-- Provided text --
--------------------------------

Siesta Updates Apr 28, 2026

Introducing Skills: Reusable Procedures and Tool Access for Agents

Introducing Skills: Reusable Procedures and Tool Access for Agents

We’ve added Skills to Siesta AI, a dedicated way to define what an agent can do, how it should do it, and which tools it’s allowed to use. If your system prompt answers “who the agent is”, skills answer “what the agent can reliably execute”.

This matters once you move beyond a single demo agent. In real teams, the same request starts producing different outcomes depending on which agent someone uses, because instructions get copied, tweaked, and slowly drift. Skills are designed to stop that drift by turning repeatable work into a maintained capability you can reuse across agents.

Skills in practice: reusable procedures and tool access

A skill is a packaged unit of execution that combines two things: instructions (the procedure) and tools (the functions and integrations the agent is allowed to use for that procedure). When you attach a skill to an agent, you’re doing more than “adding a feature”. You’re setting boundaries that make behavior more predictable.

The non-obvious benefit is governance-through-design. When a workflow is wrapped in a skill, you can keep the agent focused on the few tools it actually needs. That reduces accidental tool use, makes failures easier to debug, and keeps outcomes consistent across teams, even as you add more agents.

Organization skills vs. system skills

Skills are split into two categories. Organization skills are created inside your org. You can create, edit, and delete them. This is where you capture how your company actually works, for example how you want tickets written, how reporting should be formatted, what checks must happen before an email is sent, or which system is the source of truth when data conflicts. System skills are predefined and available to everyone. They’re not editable directly, but you can copy them and adapt the copy. Practically, this gives you a starting point you can tighten to your internal rules, naming conventions, approvals, and allowed tools.

Skills vs. Subagents: when to use which

Skills and Subagents solve different problems, and confusing them leads to messy agent setups.

--------------------------------

Stored data
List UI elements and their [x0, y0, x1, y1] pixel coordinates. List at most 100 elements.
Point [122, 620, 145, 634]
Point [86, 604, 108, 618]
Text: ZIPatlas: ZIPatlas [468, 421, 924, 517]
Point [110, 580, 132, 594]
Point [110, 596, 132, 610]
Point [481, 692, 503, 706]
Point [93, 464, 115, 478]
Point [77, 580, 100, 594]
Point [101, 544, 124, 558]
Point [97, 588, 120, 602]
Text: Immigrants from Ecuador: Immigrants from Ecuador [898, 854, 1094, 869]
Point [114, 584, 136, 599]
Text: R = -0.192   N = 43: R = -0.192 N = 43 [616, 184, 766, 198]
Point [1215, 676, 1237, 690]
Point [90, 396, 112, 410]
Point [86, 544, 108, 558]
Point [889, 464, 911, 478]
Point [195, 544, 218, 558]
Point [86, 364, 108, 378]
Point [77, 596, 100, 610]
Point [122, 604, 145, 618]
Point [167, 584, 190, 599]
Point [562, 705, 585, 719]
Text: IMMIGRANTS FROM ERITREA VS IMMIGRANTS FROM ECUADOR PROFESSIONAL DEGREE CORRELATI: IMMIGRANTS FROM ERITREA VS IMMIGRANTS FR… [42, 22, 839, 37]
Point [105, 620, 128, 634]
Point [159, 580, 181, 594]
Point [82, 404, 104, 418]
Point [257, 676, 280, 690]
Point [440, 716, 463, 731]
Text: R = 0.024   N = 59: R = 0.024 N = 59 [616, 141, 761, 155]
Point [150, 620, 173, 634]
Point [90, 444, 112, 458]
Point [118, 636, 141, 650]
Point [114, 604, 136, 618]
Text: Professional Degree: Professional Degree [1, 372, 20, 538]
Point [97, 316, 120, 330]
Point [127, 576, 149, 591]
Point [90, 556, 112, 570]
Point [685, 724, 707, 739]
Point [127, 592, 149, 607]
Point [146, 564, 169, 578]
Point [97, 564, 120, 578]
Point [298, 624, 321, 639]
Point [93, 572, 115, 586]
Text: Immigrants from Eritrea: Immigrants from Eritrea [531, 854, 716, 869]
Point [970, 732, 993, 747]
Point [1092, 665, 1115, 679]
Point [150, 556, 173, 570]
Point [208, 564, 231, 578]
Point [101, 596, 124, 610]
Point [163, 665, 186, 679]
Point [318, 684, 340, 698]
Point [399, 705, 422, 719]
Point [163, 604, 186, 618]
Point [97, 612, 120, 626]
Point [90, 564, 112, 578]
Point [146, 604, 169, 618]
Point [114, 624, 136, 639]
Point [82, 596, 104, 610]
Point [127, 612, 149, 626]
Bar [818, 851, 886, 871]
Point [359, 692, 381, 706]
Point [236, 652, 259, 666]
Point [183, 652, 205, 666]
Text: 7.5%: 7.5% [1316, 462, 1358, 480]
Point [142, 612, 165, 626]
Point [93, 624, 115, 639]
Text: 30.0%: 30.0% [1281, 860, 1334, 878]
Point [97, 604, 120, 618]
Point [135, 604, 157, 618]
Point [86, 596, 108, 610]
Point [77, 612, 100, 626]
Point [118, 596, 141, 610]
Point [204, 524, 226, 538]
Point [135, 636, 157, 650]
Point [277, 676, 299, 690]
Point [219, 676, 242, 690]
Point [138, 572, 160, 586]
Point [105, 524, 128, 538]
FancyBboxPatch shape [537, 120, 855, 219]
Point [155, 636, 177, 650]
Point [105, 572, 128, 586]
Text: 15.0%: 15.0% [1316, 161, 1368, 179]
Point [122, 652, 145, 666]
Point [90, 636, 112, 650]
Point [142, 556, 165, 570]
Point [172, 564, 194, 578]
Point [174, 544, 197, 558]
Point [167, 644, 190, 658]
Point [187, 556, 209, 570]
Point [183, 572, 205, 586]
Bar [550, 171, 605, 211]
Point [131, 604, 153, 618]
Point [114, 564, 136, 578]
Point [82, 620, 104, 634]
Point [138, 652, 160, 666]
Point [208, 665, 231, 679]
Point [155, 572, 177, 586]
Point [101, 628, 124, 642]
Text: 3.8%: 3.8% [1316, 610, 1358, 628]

--------------------------------

-- Prompt 1 --
Can you update the Skills announcement by giving its passage from "Skills are split" up to and including "messy agent setups." again, with "Organization skills" replaced by "Team skills"?
-- Prompt 2 --
How would the Skills announcement continue from its last sentence? Write what comes next.
The stored data is separate material, not part of the Skills announcement.

-- Exercise answer 1 --
Skills are split into two categories. Team skills are created inside your org. You can create, edit, and delete them. This is where you capture how your company actually works, for example how you want tickets written, how reporting should be formatted, what checks must happen before an email is sent, or which system is the source of truth when data conflicts. System skills are predefined and available to everyone. They’re not editable directly, but you can copy them and adapt the copy. Practically, this gives you a starting point you can tighten to your internal rules, naming conventions, approvals, and allowed tools.

Skills vs. Subagents: when to use which

Skills and Subagents solve different problems, and confusing them leads to messy agent setups.

-- Exercise answer 2 --
  • A skill is about standardizing execution. Use it when you want the same task done the same way every time: the same steps, the same tool access, the same output shape. Skills are your repeatability layer.
  • A subagent is about delegation and specialization. Use it when a request is too broad or multi-disciplinary for one agent to handle cleanly, so the main agent hands off parts of the work to specialized agents.

The practical pattern that works well is combining them: subagents split the work, skills keep each part consistent. Without skills, subagents can still produce variable outcomes because each specialized agent “does it their own way”. Without subagents, skills tend to become bloated because one agent tries to handle every step of a complex request.

Read more about Subagents: https://siesta.ai/blog/1329/new-in-siesta-ai-subagents

A better way to roll this out

If you want Skills to pay off quickly, don’t start with a “master skill” that tries to cover everything. Pick one workflow that already has clear ownership and repeats weekly, like creating Jira tickets from support escalations, turning meeting notes into follow-ups, or producing a standard ops update.

Write the skill like an internal runbook, give it only the tools it needs, then assign it to the agents people already use. After a week, you’ll know exactly what to tighten: missing inputs, unclear handoffs, permission edge cases, and the two or three failure modes that cause the most rework. Fix those once in the skill, and the improvement propagates everywhere automatically.